▶ RECORD EXCERPTS

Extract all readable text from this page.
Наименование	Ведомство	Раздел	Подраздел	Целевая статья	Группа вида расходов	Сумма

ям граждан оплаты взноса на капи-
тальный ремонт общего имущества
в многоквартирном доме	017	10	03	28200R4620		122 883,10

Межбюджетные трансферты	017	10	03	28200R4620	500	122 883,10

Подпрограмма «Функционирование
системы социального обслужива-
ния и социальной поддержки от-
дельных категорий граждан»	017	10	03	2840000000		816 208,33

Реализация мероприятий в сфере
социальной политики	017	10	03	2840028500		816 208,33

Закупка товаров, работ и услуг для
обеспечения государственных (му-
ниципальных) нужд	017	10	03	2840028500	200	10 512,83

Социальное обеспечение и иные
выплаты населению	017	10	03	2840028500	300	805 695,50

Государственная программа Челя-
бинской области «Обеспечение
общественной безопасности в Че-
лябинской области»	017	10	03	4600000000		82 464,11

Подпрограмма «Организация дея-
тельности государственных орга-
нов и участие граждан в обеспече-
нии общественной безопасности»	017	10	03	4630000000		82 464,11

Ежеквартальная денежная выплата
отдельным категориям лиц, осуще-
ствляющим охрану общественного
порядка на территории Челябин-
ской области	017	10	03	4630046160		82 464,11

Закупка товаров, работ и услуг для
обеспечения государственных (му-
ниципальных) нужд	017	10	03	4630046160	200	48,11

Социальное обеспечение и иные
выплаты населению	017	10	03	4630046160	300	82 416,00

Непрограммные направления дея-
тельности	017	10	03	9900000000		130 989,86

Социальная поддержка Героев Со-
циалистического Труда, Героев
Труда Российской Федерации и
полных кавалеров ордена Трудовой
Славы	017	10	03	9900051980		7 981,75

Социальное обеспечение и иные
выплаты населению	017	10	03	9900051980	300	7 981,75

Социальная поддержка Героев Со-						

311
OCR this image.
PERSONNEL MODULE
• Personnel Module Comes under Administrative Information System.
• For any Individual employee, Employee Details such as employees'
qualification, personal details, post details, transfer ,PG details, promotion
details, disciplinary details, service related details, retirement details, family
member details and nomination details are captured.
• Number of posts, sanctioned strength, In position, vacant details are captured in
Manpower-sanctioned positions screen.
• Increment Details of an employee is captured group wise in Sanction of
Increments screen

▶ EXERCISE
Filter the records above and return every line that holds the word "Подпрограмма".

▶ FINAL ANSWER
Подпрограмма «Функционирование
Подпрограмма «Организация дея-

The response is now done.